# [Required task]
Check every line of the entries that follow, and copy the ones containing "Concerning".

---------- Input

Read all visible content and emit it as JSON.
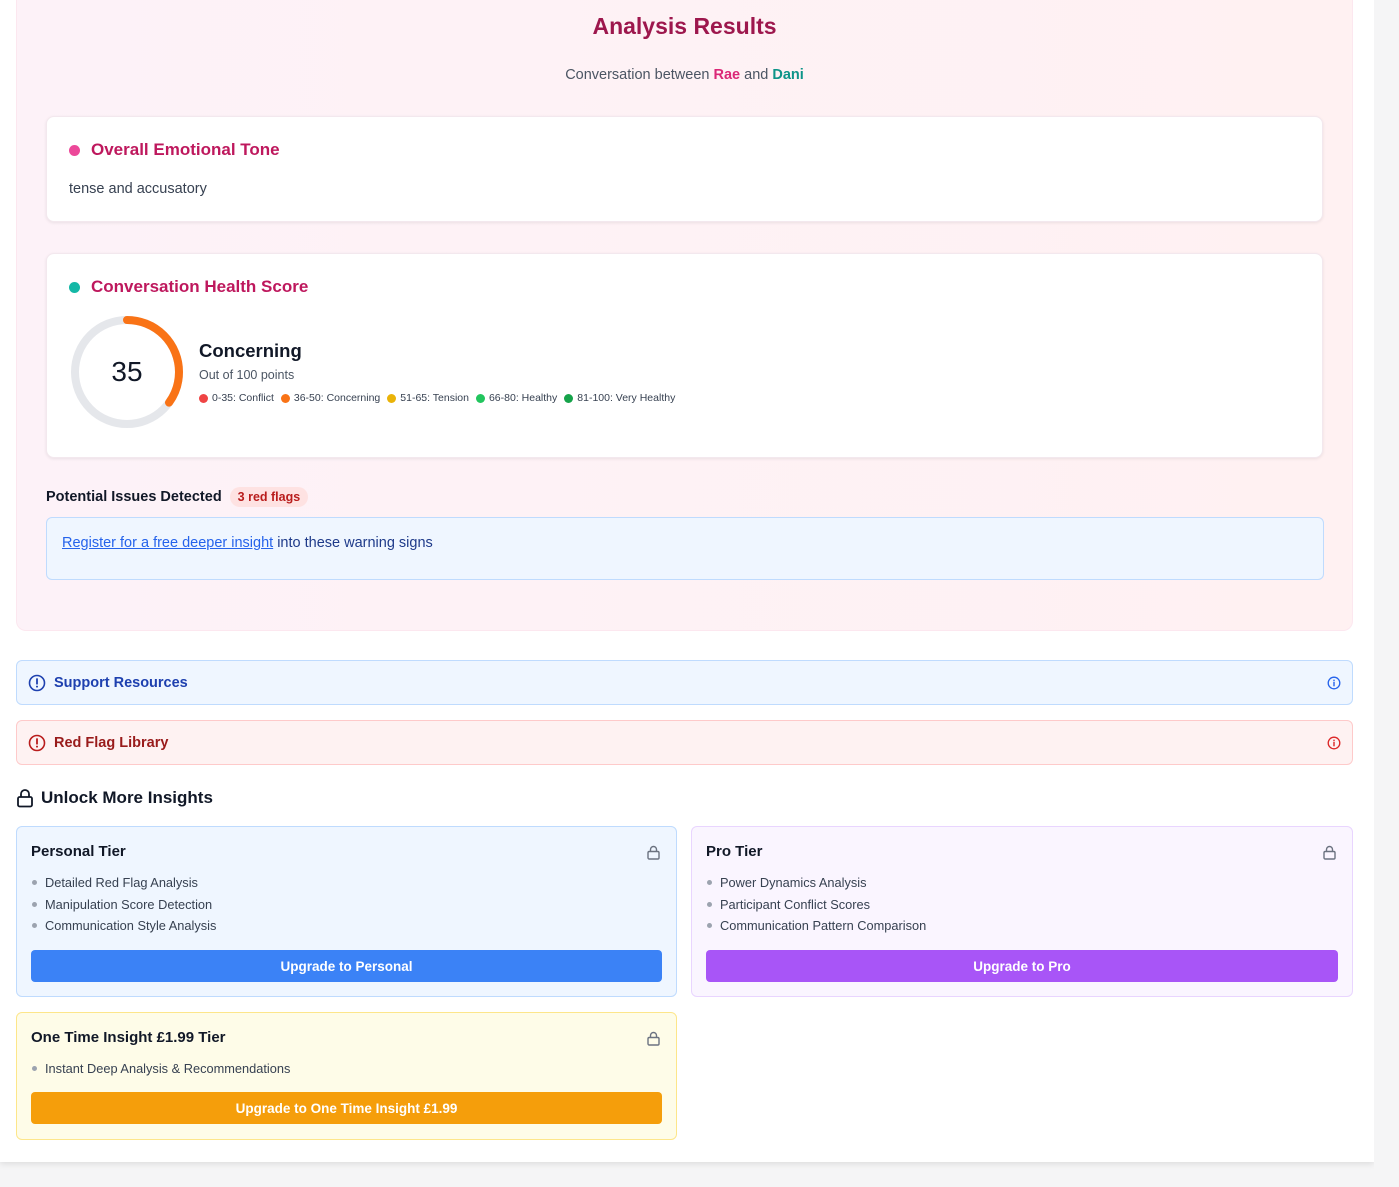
{
  "header": {
    "title": "Analysis Results",
    "subtitle_prefix": "Conversation between",
    "participant_a": "Rae",
    "subtitle_join": "and",
    "participant_b": "Dani"
  },
  "tone": {
    "heading": "Overall Emotional Tone",
    "value": "tense and accusatory",
    "dot_color": "#ec4899"
  },
  "health": {
    "heading": "Conversation Health Score",
    "score": "35",
    "score_value": 35,
    "max_value": 100,
    "label": "Concerning",
    "out_of": "Out of 100 points",
    "dot_color": "#14b8a6",
    "ring_color": "#f97316",
    "legend": [
      {
        "label": "0-35: Conflict",
        "color": "#ef4444"
      },
      {
        "label": "36-50: Concerning",
        "color": "#f97316"
      },
      {
        "label": "51-65: Tension",
        "color": "#eab308"
      },
      {
        "label": "66-80: Healthy",
        "color": "#22c55e"
      },
      {
        "label": "81-100: Very Healthy",
        "color": "#16a34a"
      }
    ]
  },
  "issues": {
    "heading": "Potential Issues Detected",
    "badge": "3 red flags",
    "link_text": "Register for a free deeper insight",
    "after_link": "into these warning signs"
  },
  "accordions": {
    "support": {
      "label": "Support Resources",
      "icon": "alert-circle-icon",
      "info_icon": "info-icon"
    },
    "red_flags": {
      "label": "Red Flag Library",
      "icon": "alert-circle-icon",
      "info_icon": "info-icon"
    }
  },
  "unlock": {
    "heading": "Unlock More Insights",
    "icon": "lock-icon",
    "tiers": [
      {
        "title": "Personal Tier",
        "features": [
          "Detailed Red Flag Analysis",
          "Manipulation Score Detection",
          "Communication Style Analysis"
        ],
        "button": "Upgrade to Personal",
        "color": "#3b82f6"
      },
      {
        "title": "Pro Tier",
        "features": [
          "Power Dynamics Analysis",
          "Participant Conflict Scores",
          "Communication Pattern Comparison"
        ],
        "button": "Upgrade to Pro",
        "color": "#a855f7"
      },
      {
        "title": "One Time Insight £1.99 Tier",
        "features": [
          "Instant Deep Analysis & Recommendations"
        ],
        "button": "Upgrade to One Time Insight £1.99",
        "color": "#f59e0b"
      }
    ]
  }
}
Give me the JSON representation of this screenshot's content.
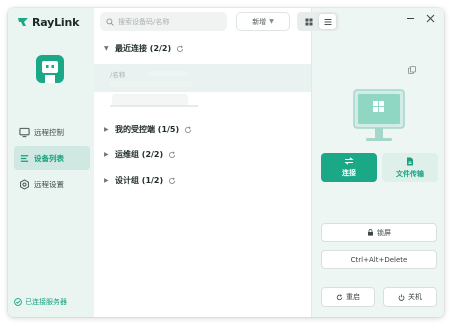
{
  "app": {
    "name": "RayLink",
    "brand_color": "#1aa886"
  },
  "sidebar": {
    "items": [
      {
        "label": "远程控制",
        "icon": "monitor-icon",
        "active": false
      },
      {
        "label": "设备列表",
        "icon": "list-icon",
        "active": true
      },
      {
        "label": "远程设置",
        "icon": "settings-icon",
        "active": false
      }
    ],
    "status": "已连接服务器"
  },
  "toolbar": {
    "search_placeholder": "搜索设备码/名称",
    "add_label": "新增"
  },
  "groups": [
    {
      "label": "最近连接 (2/2)",
      "expanded": true
    },
    {
      "label": "我的受控端 (1/5)",
      "expanded": false
    },
    {
      "label": "运维组 (2/2)",
      "expanded": false
    },
    {
      "label": "设计组 (1/2)",
      "expanded": false
    }
  ],
  "device": {
    "name": "/名称"
  },
  "panel": {
    "connect_label": "连接",
    "transfer_label": "文件传输",
    "lock_label": "锁屏",
    "cad_label": "Ctrl+Alt+Delete",
    "restart_label": "重启",
    "shutdown_label": "关机"
  }
}
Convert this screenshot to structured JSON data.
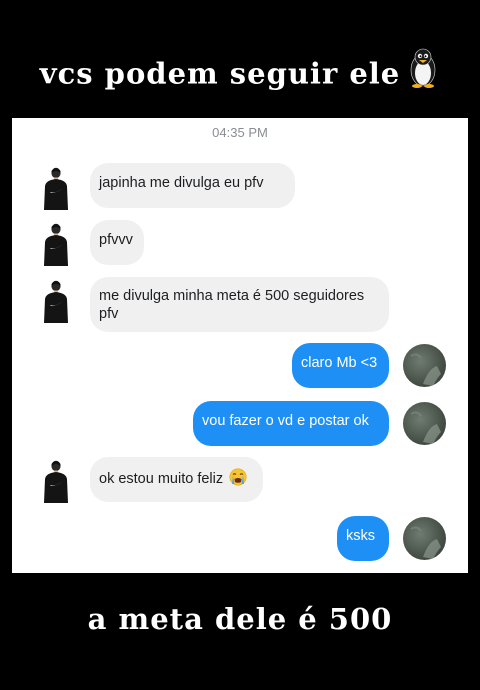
{
  "captions": {
    "top": "vcs podem seguir ele",
    "bottom": "a meta dele é 500"
  },
  "icons": {
    "penguin": "penguin-emoji",
    "crying": "loudly-crying-face-emoji"
  },
  "chat": {
    "timestamp": "04:35 PM",
    "messages": [
      {
        "direction": "incoming",
        "text": "japinha me divulga eu pfv"
      },
      {
        "direction": "incoming",
        "text": "pfvvv"
      },
      {
        "direction": "incoming",
        "text": "me divulga minha meta é 500 seguidores pfv"
      },
      {
        "direction": "outgoing",
        "text": "claro Mb <3"
      },
      {
        "direction": "outgoing",
        "text": "vou fazer o vd e postar ok"
      },
      {
        "direction": "incoming",
        "text": "ok estou muito feliz"
      },
      {
        "direction": "outgoing",
        "text": "ksks"
      }
    ]
  },
  "colors": {
    "background": "#000000",
    "chat_background": "#ffffff",
    "incoming_bubble": "#f0f0f0",
    "outgoing_bubble": "#1e90f5"
  }
}
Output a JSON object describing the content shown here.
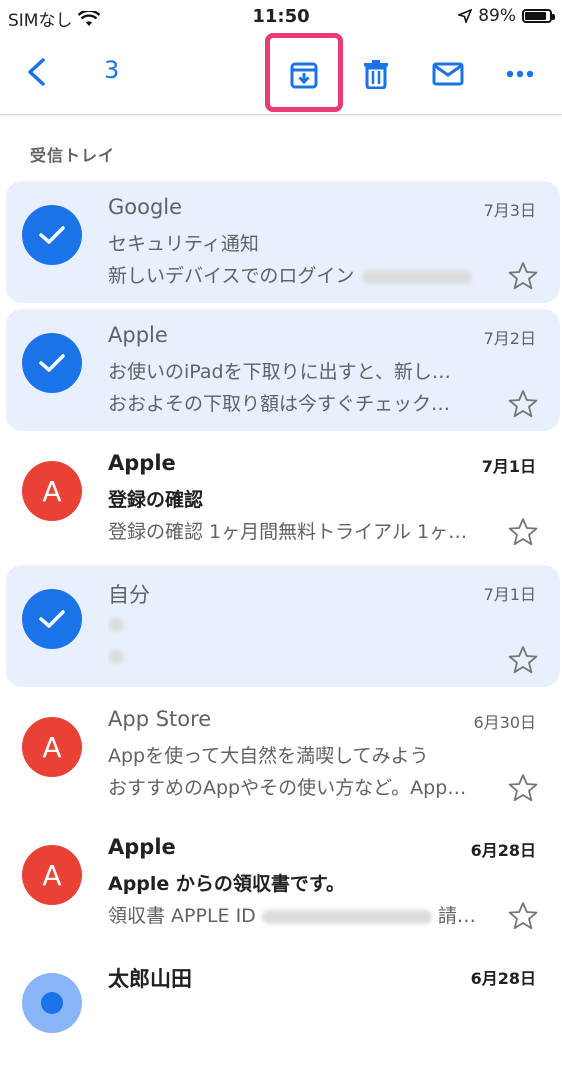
{
  "status_bar": {
    "carrier": "SIMなし",
    "time": "11:50",
    "battery_percent": "89%",
    "battery_level": 0.89
  },
  "toolbar": {
    "selected_count": "3"
  },
  "highlight_color": "#ea3a78",
  "accent_color": "#1a73e8",
  "section_label": "受信トレイ",
  "emails": [
    {
      "sender": "Google",
      "date": "7月3日",
      "subject": "セキュリティ通知",
      "snippet": "新しいデバイスでのログイン",
      "selected": true,
      "unread": false,
      "avatar_letter": ""
    },
    {
      "sender": "Apple",
      "date": "7月2日",
      "subject": "お使いのiPadを下取りに出すと、新し…",
      "snippet": "おおよその下取り額は今すぐチェック…",
      "selected": true,
      "unread": false,
      "avatar_letter": ""
    },
    {
      "sender": "Apple",
      "date": "7月1日",
      "subject": "登録の確認",
      "snippet": "登録の確認 1ヶ月間無料トライアル 1ヶ…",
      "selected": false,
      "unread": true,
      "avatar_letter": "A"
    },
    {
      "sender": "自分",
      "date": "7月1日",
      "subject": "",
      "snippet": "",
      "selected": true,
      "unread": false,
      "avatar_letter": ""
    },
    {
      "sender": "App Store",
      "date": "6月30日",
      "subject": "Appを使って大自然を満喫してみよう",
      "snippet": "おすすめのAppやその使い方など。App…",
      "selected": false,
      "unread": false,
      "avatar_letter": "A"
    },
    {
      "sender": "Apple",
      "date": "6月28日",
      "subject": "Apple からの領収書です。",
      "snippet": "領収書 APPLE ID",
      "snippet_end": "請…",
      "selected": false,
      "unread": true,
      "avatar_letter": "A"
    },
    {
      "sender": "太郎山田",
      "date": "6月28日",
      "subject": "",
      "snippet": "",
      "selected": false,
      "unread": true,
      "avatar_letter": ""
    }
  ],
  "icons": [
    "back-arrow-icon",
    "archive-icon",
    "trash-icon",
    "mail-icon",
    "more-dots-icon",
    "check-icon",
    "star-icon",
    "wifi-icon",
    "location-arrow-icon",
    "battery-icon"
  ]
}
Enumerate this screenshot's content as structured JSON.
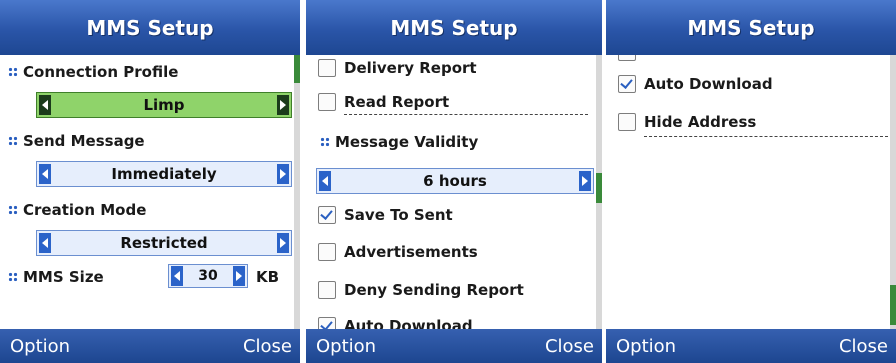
{
  "screens": [
    {
      "title": "MMS Setup",
      "connection_profile": {
        "label": "Connection Profile",
        "value": "Limp"
      },
      "send_message": {
        "label": "Send Message",
        "value": "Immediately"
      },
      "creation_mode": {
        "label": "Creation Mode",
        "value": "Restricted"
      },
      "mms_size": {
        "label": "MMS Size",
        "value": "30",
        "unit": "KB"
      },
      "softkeys": {
        "left": "Option",
        "right": "Close"
      }
    },
    {
      "title": "MMS Setup",
      "items": {
        "delivery_report": {
          "label": "Delivery Report",
          "checked": false
        },
        "read_report": {
          "label": "Read Report",
          "checked": false
        },
        "message_validity": {
          "label": "Message Validity",
          "value": "6 hours"
        },
        "save_to_sent": {
          "label": "Save To Sent",
          "checked": true
        },
        "advertisements": {
          "label": "Advertisements",
          "checked": false
        },
        "deny_sending_report": {
          "label": "Deny Sending Report",
          "checked": false
        },
        "auto_download": {
          "label": "Auto Download",
          "checked": true
        }
      },
      "softkeys": {
        "left": "Option",
        "right": "Close"
      }
    },
    {
      "title": "MMS Setup",
      "items": {
        "auto_download": {
          "label": "Auto Download",
          "checked": true
        },
        "hide_address": {
          "label": "Hide Address",
          "checked": false
        }
      },
      "softkeys": {
        "left": "Option",
        "right": "Close"
      }
    }
  ],
  "colors": {
    "titlebar": "#2a55a8",
    "selected_field": "#8fd36a",
    "arrow": "#2b63c9"
  }
}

--------------------

# [Correct output]
    "label": "Concerning",
        "label": "36-50: Concerning",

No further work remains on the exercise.